— Direction —
Provide the data again in its entirety, exactly as given.

— Task material —
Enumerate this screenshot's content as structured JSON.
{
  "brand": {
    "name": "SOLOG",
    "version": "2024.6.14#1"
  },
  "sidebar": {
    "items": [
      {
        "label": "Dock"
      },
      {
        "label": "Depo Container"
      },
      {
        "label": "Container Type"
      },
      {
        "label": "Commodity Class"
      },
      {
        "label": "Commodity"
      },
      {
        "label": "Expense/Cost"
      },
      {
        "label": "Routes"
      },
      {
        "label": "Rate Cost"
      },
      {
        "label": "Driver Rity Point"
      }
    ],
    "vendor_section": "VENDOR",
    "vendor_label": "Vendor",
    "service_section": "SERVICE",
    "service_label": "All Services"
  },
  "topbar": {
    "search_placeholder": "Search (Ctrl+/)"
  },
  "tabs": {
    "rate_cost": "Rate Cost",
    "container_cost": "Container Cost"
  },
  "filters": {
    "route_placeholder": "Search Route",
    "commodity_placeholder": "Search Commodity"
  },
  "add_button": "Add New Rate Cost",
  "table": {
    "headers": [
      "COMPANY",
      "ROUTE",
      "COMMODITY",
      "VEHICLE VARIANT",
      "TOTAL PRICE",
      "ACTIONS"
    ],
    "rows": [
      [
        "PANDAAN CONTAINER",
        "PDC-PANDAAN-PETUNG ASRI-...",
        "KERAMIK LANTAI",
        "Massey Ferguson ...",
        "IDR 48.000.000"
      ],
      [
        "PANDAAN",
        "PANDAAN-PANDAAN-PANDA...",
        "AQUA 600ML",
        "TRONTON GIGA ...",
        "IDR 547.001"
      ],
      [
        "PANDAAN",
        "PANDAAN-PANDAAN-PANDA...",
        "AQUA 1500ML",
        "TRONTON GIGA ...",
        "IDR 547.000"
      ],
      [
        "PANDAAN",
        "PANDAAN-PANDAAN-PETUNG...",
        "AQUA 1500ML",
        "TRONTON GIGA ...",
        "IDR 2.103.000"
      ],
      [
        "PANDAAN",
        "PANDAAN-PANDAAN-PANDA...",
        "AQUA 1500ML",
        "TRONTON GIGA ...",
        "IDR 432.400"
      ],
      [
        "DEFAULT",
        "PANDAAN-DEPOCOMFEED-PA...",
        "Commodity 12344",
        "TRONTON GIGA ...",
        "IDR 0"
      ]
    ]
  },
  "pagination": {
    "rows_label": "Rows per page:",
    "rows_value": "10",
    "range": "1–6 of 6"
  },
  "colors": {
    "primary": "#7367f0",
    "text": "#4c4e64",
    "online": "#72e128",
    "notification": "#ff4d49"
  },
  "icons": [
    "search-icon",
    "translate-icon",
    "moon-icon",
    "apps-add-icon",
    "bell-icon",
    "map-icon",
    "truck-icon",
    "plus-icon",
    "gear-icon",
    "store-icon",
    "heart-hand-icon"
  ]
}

— Exercise answer —
Enumerate this screenshot's content as structured JSON.
{
  "brand": {
    "name": "SOLOG",
    "version": "2024.6.14#1"
  },
  "sidebar": {
    "items": [
      {
        "label": "Dock"
      },
      {
        "label": "Depo Container"
      },
      {
        "label": "Container Type"
      },
      {
        "label": "Commodity Class"
      },
      {
        "label": "Commodity"
      },
      {
        "label": "Expense/Cost"
      },
      {
        "label": "Routes"
      },
      {
        "label": "Rate Cost"
      },
      {
        "label": "Driver Rity Point"
      }
    ],
    "vendor_section": "VENDOR",
    "vendor_label": "Vendor",
    "service_section": "SERVICE",
    "service_label": "All Services"
  },
  "topbar": {
    "search_placeholder": "Search (Ctrl+/)"
  },
  "tabs": {
    "rate_cost": "Rate Cost",
    "container_cost": "Container Cost"
  },
  "filters": {
    "route_placeholder": "Search Route",
    "commodity_placeholder": "Search Commodity"
  },
  "add_button": "Add New Rate Cost",
  "table": {
    "headers": [
      "COMPANY",
      "ROUTE",
      "COMMODITY",
      "VEHICLE VARIANT",
      "TOTAL PRICE",
      "ACTIONS"
    ],
    "rows": [
      [
        "PANDAAN CONTAINER",
        "PDC-PANDAAN-PETUNG ASRI-...",
        "KERAMIK LANTAI",
        "Massey Ferguson ...",
        "IDR 48.000.000"
      ],
      [
        "PANDAAN",
        "PANDAAN-PANDAAN-PANDA...",
        "AQUA 600ML",
        "TRONTON GIGA ...",
        "IDR 547.001"
      ],
      [
        "PANDAAN",
        "PANDAAN-PANDAAN-PANDA...",
        "AQUA 1500ML",
        "TRONTON GIGA ...",
        "IDR 547.000"
      ],
      [
        "PANDAAN",
        "PANDAAN-PANDAAN-PETUNG...",
        "AQUA 1500ML",
        "TRONTON GIGA ...",
        "IDR 2.103.000"
      ],
      [
        "PANDAAN",
        "PANDAAN-PANDAAN-PANDA...",
        "AQUA 1500ML",
        "TRONTON GIGA ...",
        "IDR 432.400"
      ],
      [
        "DEFAULT",
        "PANDAAN-DEPOCOMFEED-PA...",
        "Commodity 12344",
        "TRONTON GIGA ...",
        "IDR 0"
      ]
    ]
  },
  "pagination": {
    "rows_label": "Rows per page:",
    "rows_value": "10",
    "range": "1–6 of 6"
  },
  "colors": {
    "primary": "#7367f0",
    "text": "#4c4e64",
    "online": "#72e128",
    "notification": "#ff4d49"
  },
  "icons": [
    "search-icon",
    "translate-icon",
    "moon-icon",
    "apps-add-icon",
    "bell-icon",
    "map-icon",
    "truck-icon",
    "plus-icon",
    "gear-icon",
    "store-icon",
    "heart-hand-icon"
  ]
}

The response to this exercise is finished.